** TASK INPUT **
-*-
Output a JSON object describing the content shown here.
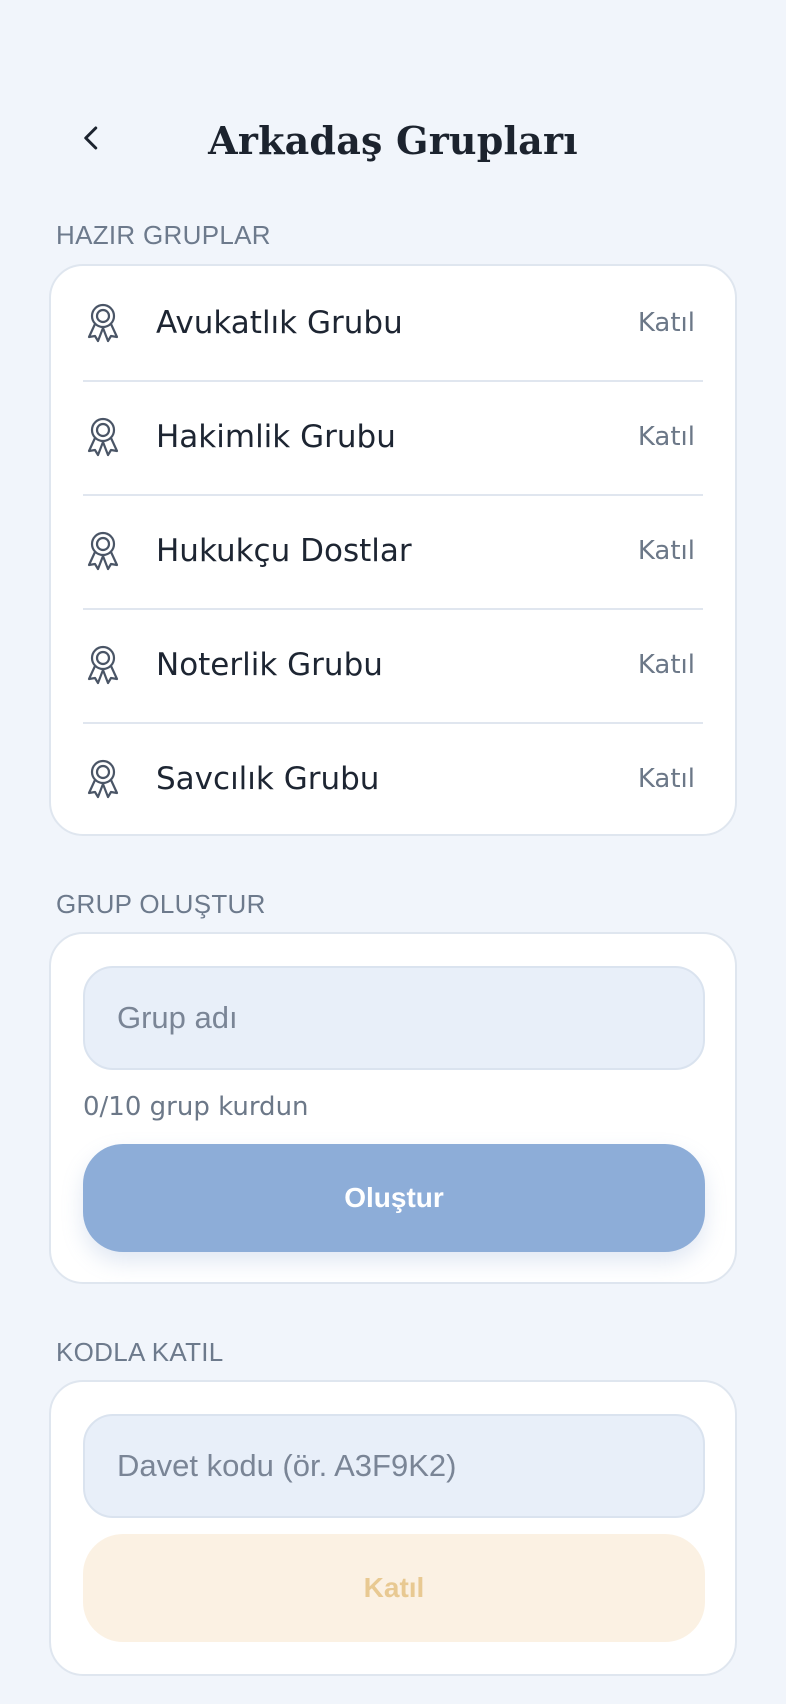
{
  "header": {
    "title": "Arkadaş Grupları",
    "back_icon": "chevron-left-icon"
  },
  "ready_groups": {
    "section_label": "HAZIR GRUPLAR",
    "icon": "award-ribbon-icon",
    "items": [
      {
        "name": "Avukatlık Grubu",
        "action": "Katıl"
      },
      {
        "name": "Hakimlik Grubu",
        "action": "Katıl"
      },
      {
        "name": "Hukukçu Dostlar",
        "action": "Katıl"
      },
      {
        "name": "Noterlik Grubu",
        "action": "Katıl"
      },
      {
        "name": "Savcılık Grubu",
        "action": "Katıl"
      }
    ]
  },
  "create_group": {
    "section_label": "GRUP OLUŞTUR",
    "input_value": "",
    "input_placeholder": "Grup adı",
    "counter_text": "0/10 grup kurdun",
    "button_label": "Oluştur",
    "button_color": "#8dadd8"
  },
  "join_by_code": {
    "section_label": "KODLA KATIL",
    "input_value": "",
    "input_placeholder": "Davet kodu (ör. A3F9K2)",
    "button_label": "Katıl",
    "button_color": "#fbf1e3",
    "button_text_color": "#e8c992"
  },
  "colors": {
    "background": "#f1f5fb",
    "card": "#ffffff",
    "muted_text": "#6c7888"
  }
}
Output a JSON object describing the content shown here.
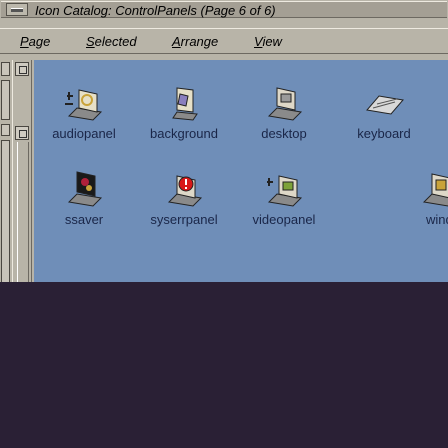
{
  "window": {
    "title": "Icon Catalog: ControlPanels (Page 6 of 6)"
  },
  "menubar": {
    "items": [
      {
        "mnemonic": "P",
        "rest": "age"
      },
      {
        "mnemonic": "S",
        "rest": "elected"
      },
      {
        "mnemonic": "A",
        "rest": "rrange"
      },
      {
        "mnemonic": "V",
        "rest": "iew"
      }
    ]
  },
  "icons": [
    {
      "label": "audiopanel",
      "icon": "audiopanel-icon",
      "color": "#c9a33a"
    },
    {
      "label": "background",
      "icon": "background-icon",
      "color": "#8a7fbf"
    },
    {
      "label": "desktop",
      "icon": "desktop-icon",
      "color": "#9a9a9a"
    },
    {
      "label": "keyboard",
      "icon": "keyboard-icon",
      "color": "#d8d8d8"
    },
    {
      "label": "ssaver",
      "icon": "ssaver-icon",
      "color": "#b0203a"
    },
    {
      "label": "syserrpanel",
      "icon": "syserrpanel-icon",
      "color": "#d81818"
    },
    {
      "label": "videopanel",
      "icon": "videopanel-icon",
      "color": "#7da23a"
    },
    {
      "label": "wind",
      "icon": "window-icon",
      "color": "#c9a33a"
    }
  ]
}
-*-
** DIRECTION **
What is the number of lines holding the word "syserrpanel"? State it alone.

** RESULT OF THE TASK **
2